--- START ---

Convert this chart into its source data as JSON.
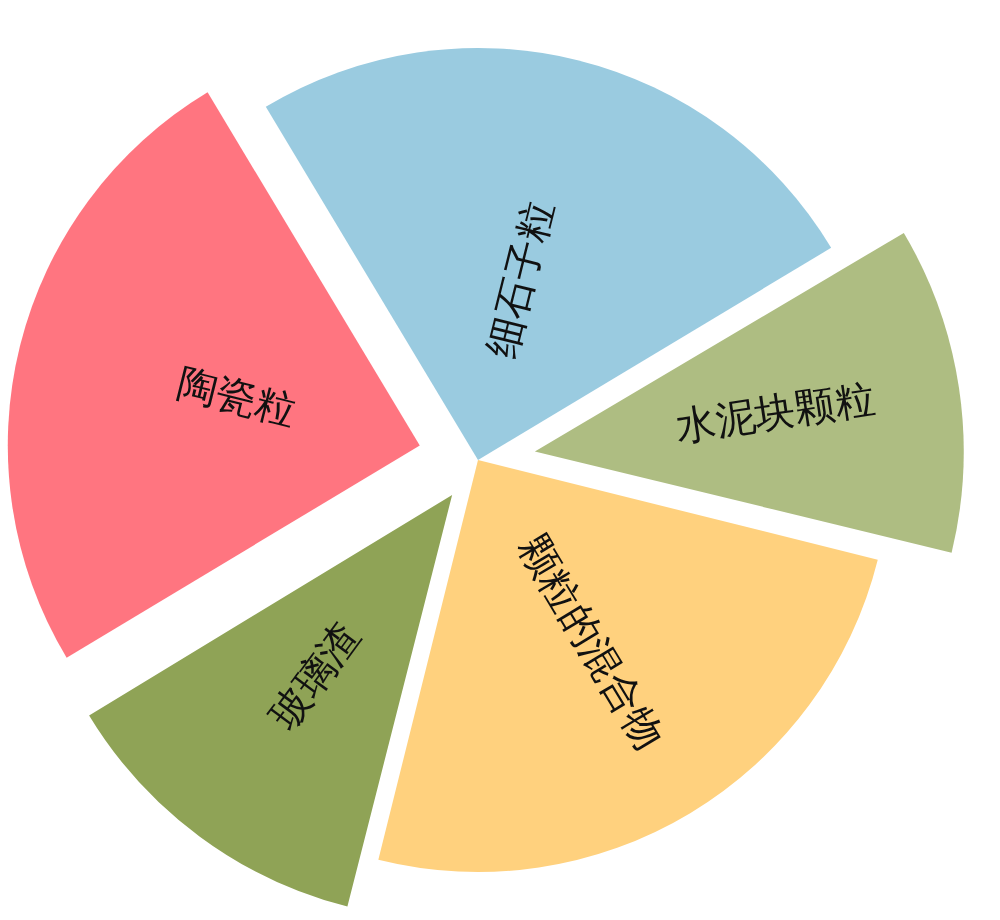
{
  "chart_data": {
    "type": "pie",
    "categories": [
      "细石子粒",
      "水泥块颗粒",
      "颗粒的混合物",
      "玻璃渣",
      "陶瓷粒"
    ],
    "values": [
      25,
      12.5,
      25,
      12.5,
      25
    ],
    "colors": [
      "#9acbe0",
      "#aebd82",
      "#ffd17e",
      "#8fa356",
      "#ff7580"
    ]
  }
}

--- END ---

### WRITTEN TASK
Take the records above and transcribe them exactly, dropping every picture.

### THE REPLY
Convert this chart into its source data as JSON.
{
  "chart_data": {
    "type": "pie",
    "categories": [
      "细石子粒",
      "水泥块颗粒",
      "颗粒的混合物",
      "玻璃渣",
      "陶瓷粒"
    ],
    "values": [
      25,
      12.5,
      25,
      12.5,
      25
    ],
    "colors": [
      "#9acbe0",
      "#aebd82",
      "#ffd17e",
      "#8fa356",
      "#ff7580"
    ]
  }
}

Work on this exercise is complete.